Though you might be able to parse this with a fancy regex, a simple state machine would in my opinion be easier to read and less complicated to write and debug. If I understand your post correctly, your string has four tokens:
- quoted strings - opaque between the quotes
- runs of non-whitespace/non-close parenthesis that begin with anything but an open parenthesis or double quote, /[^)("][^)\s]*/.
- runs of whitespace used as a separator between the first two types of tokens
- parenthesized strings that may contain any of the first three types of tokens.
Assuming there are no parenthesized tokens within parenthesized tokens, you could use something like this:
use strict;
use warnings;
while (my $line = <DATA>) {
chomp $line;
# store tokens other than separators
my @aTokens;
# state: are we inside or outside of a parenthesized token?
my $bParen;
my $sInParens='';
while ($line =~ /("[^"]+"|\(|\)|[^)\s]+|\s+)/g) {
my $sToken = $1;
if ($sToken eq '(') {
#starting a parenthesized token
$bParen=1;
} elsif ($sToken eq ')') {
#ending a parenthesized token: add it to the list
$bParen=0;
push @aTokens, "($sInParens)";
$sInParens='';
} elsif ($bParen) {
# in the middle of a parenthesized token
$sInParens .= $sToken;
} elsif ($sToken =~ /^\S/) {
# not a parenthesized token
# either a quoted or unquoted non-whitespace token
# add it to the list
push @aTokens, $sToken;
}
}
local $"='> <';
printf "input : %s\n%s", "<$line>", "tokens: <@aTokens>";
}
__DATA__
xxx "()" ("charset" "ISO-8859-1") (")") "xxx"

Work instructions:
1) Format the listing, from its first line through the line containing "subscript-icon[interactable]: x□ <box>9", as a Markdown table with the columns No. and Line, leaving out blank lines.
2) Resume the tokenizing answer after its final line.
The listing after this point is separate from the tokenizing answer.

Dataset entries:
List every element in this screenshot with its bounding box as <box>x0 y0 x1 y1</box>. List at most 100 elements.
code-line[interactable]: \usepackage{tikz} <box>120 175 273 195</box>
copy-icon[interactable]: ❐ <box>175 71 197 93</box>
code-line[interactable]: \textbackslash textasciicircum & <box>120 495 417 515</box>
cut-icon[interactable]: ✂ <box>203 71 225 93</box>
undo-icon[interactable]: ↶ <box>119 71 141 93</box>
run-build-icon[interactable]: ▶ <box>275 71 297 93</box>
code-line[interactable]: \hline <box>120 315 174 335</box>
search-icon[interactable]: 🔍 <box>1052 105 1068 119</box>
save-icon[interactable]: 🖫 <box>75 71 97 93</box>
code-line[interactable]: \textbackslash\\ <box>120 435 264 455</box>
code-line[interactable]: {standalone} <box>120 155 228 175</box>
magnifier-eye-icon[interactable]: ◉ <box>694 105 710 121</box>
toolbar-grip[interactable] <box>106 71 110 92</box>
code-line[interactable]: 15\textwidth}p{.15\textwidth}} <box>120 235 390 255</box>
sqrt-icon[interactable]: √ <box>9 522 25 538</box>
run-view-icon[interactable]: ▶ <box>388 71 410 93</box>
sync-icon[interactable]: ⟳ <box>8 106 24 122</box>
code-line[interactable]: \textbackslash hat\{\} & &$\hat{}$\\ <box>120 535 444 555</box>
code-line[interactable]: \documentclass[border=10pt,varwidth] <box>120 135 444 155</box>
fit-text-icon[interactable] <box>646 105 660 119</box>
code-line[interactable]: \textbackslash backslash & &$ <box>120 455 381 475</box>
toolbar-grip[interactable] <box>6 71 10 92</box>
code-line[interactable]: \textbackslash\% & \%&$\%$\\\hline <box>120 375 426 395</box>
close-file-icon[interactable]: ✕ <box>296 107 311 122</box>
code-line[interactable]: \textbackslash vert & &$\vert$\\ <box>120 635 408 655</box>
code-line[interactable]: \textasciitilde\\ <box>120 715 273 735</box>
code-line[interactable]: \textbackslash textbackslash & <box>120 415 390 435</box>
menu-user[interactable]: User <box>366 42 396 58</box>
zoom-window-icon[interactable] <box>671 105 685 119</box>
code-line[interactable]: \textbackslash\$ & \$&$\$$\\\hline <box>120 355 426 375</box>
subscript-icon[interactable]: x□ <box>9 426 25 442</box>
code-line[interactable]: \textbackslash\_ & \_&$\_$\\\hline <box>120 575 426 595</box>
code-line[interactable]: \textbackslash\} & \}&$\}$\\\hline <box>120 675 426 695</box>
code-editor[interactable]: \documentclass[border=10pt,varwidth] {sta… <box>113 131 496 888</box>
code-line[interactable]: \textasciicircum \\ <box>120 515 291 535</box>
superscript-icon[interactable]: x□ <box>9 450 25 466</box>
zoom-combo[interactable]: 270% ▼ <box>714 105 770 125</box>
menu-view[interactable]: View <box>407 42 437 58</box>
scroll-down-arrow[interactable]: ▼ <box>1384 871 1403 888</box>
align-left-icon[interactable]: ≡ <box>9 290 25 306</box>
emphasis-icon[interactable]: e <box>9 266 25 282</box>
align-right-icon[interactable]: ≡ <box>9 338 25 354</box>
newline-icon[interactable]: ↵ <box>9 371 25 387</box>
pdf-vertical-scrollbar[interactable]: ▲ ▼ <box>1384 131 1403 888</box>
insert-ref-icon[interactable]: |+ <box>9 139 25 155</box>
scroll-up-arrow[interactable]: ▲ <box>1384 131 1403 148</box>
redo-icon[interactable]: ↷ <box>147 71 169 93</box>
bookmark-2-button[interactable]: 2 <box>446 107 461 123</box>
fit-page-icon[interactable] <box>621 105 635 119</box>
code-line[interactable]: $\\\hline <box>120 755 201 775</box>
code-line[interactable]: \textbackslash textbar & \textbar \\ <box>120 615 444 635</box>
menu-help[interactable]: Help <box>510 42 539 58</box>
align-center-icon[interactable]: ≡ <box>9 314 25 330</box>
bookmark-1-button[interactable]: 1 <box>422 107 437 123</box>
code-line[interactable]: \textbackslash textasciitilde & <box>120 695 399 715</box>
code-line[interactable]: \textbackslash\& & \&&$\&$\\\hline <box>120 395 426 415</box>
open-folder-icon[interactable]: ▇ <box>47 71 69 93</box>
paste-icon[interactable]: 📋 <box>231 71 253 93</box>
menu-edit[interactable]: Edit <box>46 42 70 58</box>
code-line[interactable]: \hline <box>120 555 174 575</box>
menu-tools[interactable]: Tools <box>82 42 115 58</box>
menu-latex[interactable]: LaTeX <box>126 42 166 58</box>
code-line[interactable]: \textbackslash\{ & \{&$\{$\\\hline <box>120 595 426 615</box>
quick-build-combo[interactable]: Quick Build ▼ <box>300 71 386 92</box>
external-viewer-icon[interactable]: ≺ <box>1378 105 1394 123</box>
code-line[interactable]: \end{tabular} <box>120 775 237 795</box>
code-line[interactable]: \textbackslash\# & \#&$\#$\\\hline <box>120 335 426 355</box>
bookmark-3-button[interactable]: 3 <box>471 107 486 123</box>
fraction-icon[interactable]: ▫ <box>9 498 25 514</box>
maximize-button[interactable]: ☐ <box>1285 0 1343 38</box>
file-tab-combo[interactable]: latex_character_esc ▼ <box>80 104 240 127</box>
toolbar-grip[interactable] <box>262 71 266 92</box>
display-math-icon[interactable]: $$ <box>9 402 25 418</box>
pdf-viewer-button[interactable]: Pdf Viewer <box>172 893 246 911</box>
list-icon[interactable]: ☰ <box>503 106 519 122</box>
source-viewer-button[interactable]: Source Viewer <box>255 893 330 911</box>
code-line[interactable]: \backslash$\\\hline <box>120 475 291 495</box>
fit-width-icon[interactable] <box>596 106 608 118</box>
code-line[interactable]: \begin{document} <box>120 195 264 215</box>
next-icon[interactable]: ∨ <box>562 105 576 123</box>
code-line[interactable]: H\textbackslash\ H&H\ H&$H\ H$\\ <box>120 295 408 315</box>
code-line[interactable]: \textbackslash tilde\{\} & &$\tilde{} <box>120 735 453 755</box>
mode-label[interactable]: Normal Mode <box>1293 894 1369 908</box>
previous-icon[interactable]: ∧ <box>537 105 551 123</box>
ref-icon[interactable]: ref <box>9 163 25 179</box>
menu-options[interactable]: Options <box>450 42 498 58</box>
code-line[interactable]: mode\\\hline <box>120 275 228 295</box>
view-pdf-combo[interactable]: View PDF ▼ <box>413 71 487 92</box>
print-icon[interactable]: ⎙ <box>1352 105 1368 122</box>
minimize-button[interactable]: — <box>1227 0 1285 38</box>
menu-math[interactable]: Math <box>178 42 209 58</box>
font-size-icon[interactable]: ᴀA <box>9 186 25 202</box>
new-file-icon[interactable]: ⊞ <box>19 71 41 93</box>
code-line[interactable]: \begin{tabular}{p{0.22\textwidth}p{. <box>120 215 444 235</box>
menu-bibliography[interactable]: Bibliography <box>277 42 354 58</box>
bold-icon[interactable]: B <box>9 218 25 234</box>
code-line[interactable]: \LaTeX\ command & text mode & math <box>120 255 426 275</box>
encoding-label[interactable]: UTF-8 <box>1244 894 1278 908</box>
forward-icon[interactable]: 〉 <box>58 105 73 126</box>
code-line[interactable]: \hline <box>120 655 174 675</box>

Exercise responses:
1)
| No. | Line |
|---|---|
| 1 | List every element in this screenshot with its bounding box as <box>x0 y0 x1 y1</box>. List at most 100 elements. |
| 2 | code-line[interactable]: \usepackage{tikz} <box>120 175 273 195</box> |
| 3 | copy-icon[interactable]: ❐ <box>175 71 197 93</box> |
| 4 | code-line[interactable]: \textbackslash textasciicircum & <box>120 495 417 515</box> |
| 5 | cut-icon[interactable]: ✂ <box>203 71 225 93</box> |
| 6 | undo-icon[interactable]: ↶ <box>119 71 141 93</box> |
| 7 | run-build-icon[interactable]: ▶ <box>275 71 297 93</box> |
| 8 | code-line[interactable]: \hline <box>120 315 174 335</box> |
| 9 | search-icon[interactable]: 🔍 <box>1052 105 1068 119</box> |
| 10 | save-icon[interactable]: 🖫 <box>75 71 97 93</box> |
| 11 | code-line[interactable]: \textbackslash\\ <box>120 435 264 455</box> |
| 12 | code-line[interactable]: {standalone} <box>120 155 228 175</box> |
| 13 | magnifier-eye-icon[interactable]: ◉ <box>694 105 710 121</box> |
| 14 | toolbar-grip[interactable] <box>106 71 110 92</box> |
| 15 | code-line[interactable]: 15\textwidth}p{.15\textwidth}} <box>120 235 390 255</box> |
| 16 | sqrt-icon[interactable]: √ <box>9 522 25 538</box> |
| 17 | run-view-icon[interactable]: ▶ <box>388 71 410 93</box> |
| 18 | sync-icon[interactable]: ⟳ <box>8 106 24 122</box> |
| 19 | code-line[interactable]: \textbackslash hat\{\} & &$\hat{}$\\ <box>120 535 444 555</box> |
| 20 | code-line[interactable]: \documentclass[border=10pt,varwidth] <box>120 135 444 155</box> |
| 21 | fit-text-icon[interactable] <box>646 105 660 119</box> |
| 22 | code-line[interactable]: \textbackslash backslash & &$ <box>120 455 381 475</box> |
| 23 | toolbar-grip[interactable] <box>6 71 10 92</box> |
| 24 | code-line[interactable]: \textbackslash\% & \%&$\%$\\\hline <box>120 375 426 395</box> |
| 25 | close-file-icon[interactable]: ✕ <box>296 107 311 122</box> |
| 26 | code-line[interactable]: \textbackslash vert & &$\vert$\\ <box>120 635 408 655</box> |
| 27 | code-line[interactable]: \textasciitilde\\ <box>120 715 273 735</box> |
| 28 | code-line[interactable]: \textbackslash textbackslash & <box>120 415 390 435</box> |
| 29 | menu-user[interactable]: User <box>366 42 396 58</box> |
| 30 | zoom-window-icon[interactable] <box>671 105 685 119</box> |
| 31 | code-line[interactable]: \textbackslash\$ & \$&$\$$\\\hline <box>120 355 426 375</box> |
| 32 | subscript-icon[interactable]: x□ <box>9 426 25 442</box> |

2)
If you also need parenthesized tokens within parenthesized tokens, they the loop is only slightly more complicated. You would need to change the flag $bParen to a counter that was incremented for each '(' and decremented for each ')' found. You would then build the token until $iParenCount returned to 0. Parentheses within quotes will have no effect on this count because the "[^"] run insures that only parentheses outside of quotes will get parsed into separate tokens:
use strict;
use warnings;
while (my $line = <DATA>) {
chomp $line;
my @aTokens;
my $sInParens='';
my $iParenCount;
while ($line =~ /("[^"]+"|\(|\)|[^)\s]*|\s+)/g) {
my $sToken = $1;
if ($sToken eq '(') {
if ($iParenCount) {
$sInParens .= $sToken;
}
$iParenCount++;
} elsif ($sToken eq ')') {
$iParenCount--;
if ($iParenCount) {
$sInParens .= $sToken;
} else {
push @aTokens, "($sInParens)";
$sInParens='';
}
} elsif ($iParenCount) {
$sInParens .= $sToken;
} elsif ($sToken =~ /^\S/) {
push @aTokens, $sToken;
}
}
local $"='> <';
print "paren count: $iParenCount\n";
printf "input : %s\n%s", "<$line>", "tokens: <@aTokens>\n";
}
__DATA__
xxx "()" ("charset" "ISO-8859-1") (")") "xxx" ((a)(b)(c)) yyy
Best, beth
Update: added some discussion about handling nested parenthesized tokens.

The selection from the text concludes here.